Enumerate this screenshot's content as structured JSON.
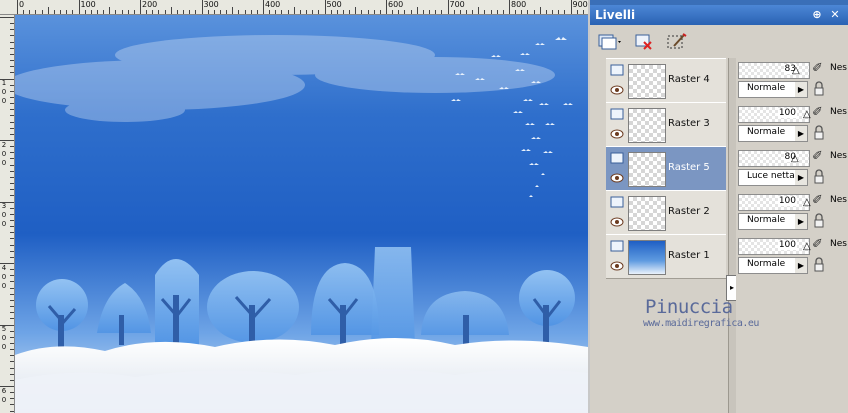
{
  "ruler": {
    "top_labels": [
      "0",
      "100",
      "200",
      "300",
      "400",
      "500",
      "600",
      "700",
      "800",
      "900"
    ],
    "left_labels": [
      "1",
      "0",
      "0",
      "2",
      "0",
      "0",
      "3",
      "0",
      "0",
      "4",
      "0",
      "0",
      "5",
      "0",
      "0",
      "6",
      "0"
    ]
  },
  "palette": {
    "title": "Livelli",
    "pin_glyph": "⊕",
    "close_glyph": "✕",
    "tools": [
      "new-layer-icon",
      "delete-layer-icon",
      "edit-selection-icon"
    ]
  },
  "layers": [
    {
      "name": "Raster 4",
      "opacity": "83",
      "blend": "Normale",
      "partial_name": "Nes",
      "selected": false,
      "thumb": "transparent"
    },
    {
      "name": "Raster 3",
      "opacity": "100",
      "blend": "Normale",
      "partial_name": "Nes",
      "selected": false,
      "thumb": "transparent"
    },
    {
      "name": "Raster 5",
      "opacity": "80",
      "blend": "Luce netta",
      "partial_name": "Nes",
      "selected": true,
      "thumb": "transparent"
    },
    {
      "name": "Raster 2",
      "opacity": "100",
      "blend": "Normale",
      "partial_name": "Nes",
      "selected": false,
      "thumb": "transparent"
    },
    {
      "name": "Raster 1",
      "opacity": "100",
      "blend": "Normale",
      "partial_name": "Nes",
      "selected": false,
      "thumb": "image"
    }
  ],
  "watermark": {
    "title": "Pinuccia",
    "url": "www.maidiregrafica.eu"
  },
  "colors": {
    "accent": "#2a62b3",
    "selected_row": "#7b96c2",
    "sky_top": "#1f5fc4",
    "sky_bottom": "#9cc3ee",
    "snow": "#f4f6fa"
  }
}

::::

REQUIREMENTS:
Output an exact copy of the material, with the pictures removed.

REPLY:
Enumerate this screenshot's content as structured JSON.
{
  "ruler": {
    "top_labels": [
      "0",
      "100",
      "200",
      "300",
      "400",
      "500",
      "600",
      "700",
      "800",
      "900"
    ],
    "left_labels": [
      "1",
      "0",
      "0",
      "2",
      "0",
      "0",
      "3",
      "0",
      "0",
      "4",
      "0",
      "0",
      "5",
      "0",
      "0",
      "6",
      "0"
    ]
  },
  "palette": {
    "title": "Livelli",
    "pin_glyph": "⊕",
    "close_glyph": "✕",
    "tools": [
      "new-layer-icon",
      "delete-layer-icon",
      "edit-selection-icon"
    ]
  },
  "layers": [
    {
      "name": "Raster 4",
      "opacity": "83",
      "blend": "Normale",
      "partial_name": "Nes",
      "selected": false,
      "thumb": "transparent"
    },
    {
      "name": "Raster 3",
      "opacity": "100",
      "blend": "Normale",
      "partial_name": "Nes",
      "selected": false,
      "thumb": "transparent"
    },
    {
      "name": "Raster 5",
      "opacity": "80",
      "blend": "Luce netta",
      "partial_name": "Nes",
      "selected": true,
      "thumb": "transparent"
    },
    {
      "name": "Raster 2",
      "opacity": "100",
      "blend": "Normale",
      "partial_name": "Nes",
      "selected": false,
      "thumb": "transparent"
    },
    {
      "name": "Raster 1",
      "opacity": "100",
      "blend": "Normale",
      "partial_name": "Nes",
      "selected": false,
      "thumb": "image"
    }
  ],
  "watermark": {
    "title": "Pinuccia",
    "url": "www.maidiregrafica.eu"
  },
  "colors": {
    "accent": "#2a62b3",
    "selected_row": "#7b96c2",
    "sky_top": "#1f5fc4",
    "sky_bottom": "#9cc3ee",
    "snow": "#f4f6fa"
  }
}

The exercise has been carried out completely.